WORK REQUIRED
Copy out every line containing the word "handle".

Stored data
--*--

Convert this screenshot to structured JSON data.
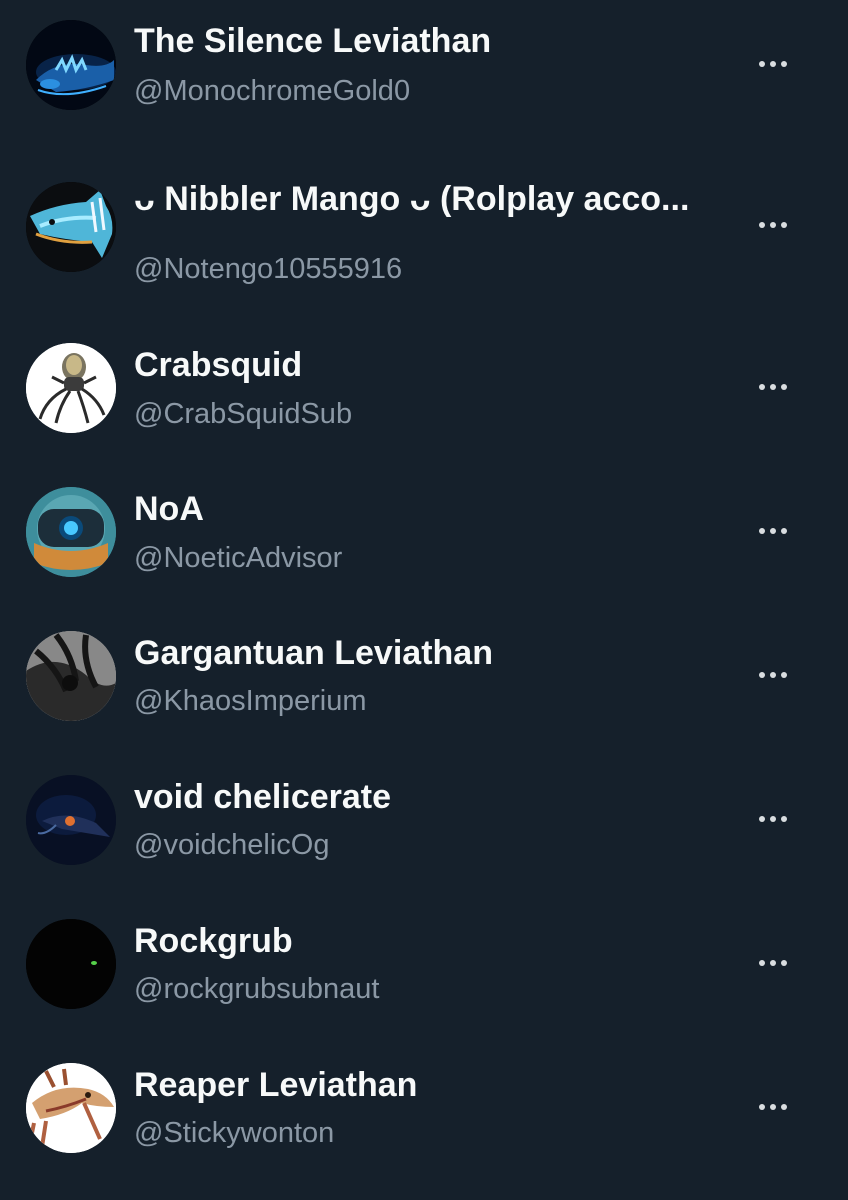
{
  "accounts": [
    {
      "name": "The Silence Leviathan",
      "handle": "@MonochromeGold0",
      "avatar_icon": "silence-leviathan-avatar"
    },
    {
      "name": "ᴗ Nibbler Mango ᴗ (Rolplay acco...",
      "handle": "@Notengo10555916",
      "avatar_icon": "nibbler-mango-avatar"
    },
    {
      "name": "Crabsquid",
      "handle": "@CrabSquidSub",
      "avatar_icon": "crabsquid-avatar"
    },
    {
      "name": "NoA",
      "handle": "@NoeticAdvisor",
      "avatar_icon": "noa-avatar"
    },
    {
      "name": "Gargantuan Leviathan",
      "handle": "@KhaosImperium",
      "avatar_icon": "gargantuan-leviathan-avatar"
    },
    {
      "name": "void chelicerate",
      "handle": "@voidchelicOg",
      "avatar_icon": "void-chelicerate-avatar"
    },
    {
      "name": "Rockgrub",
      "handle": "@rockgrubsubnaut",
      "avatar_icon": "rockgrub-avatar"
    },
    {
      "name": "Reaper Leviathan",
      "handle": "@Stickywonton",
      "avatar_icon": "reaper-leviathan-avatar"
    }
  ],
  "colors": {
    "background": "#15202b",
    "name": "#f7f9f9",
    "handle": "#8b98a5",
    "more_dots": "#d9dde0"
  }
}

--*--

EXERCISE ANSWER
      "handle": "@MonochromeGold0",
      "handle": "@Notengo10555916",
      "handle": "@CrabSquidSub",
      "handle": "@NoeticAdvisor",
      "handle": "@KhaosImperium",
      "handle": "@voidchelicOg",
      "handle": "@rockgrubsubnaut",
      "handle": "@Stickywonton",
    "handle": "#8b98a5",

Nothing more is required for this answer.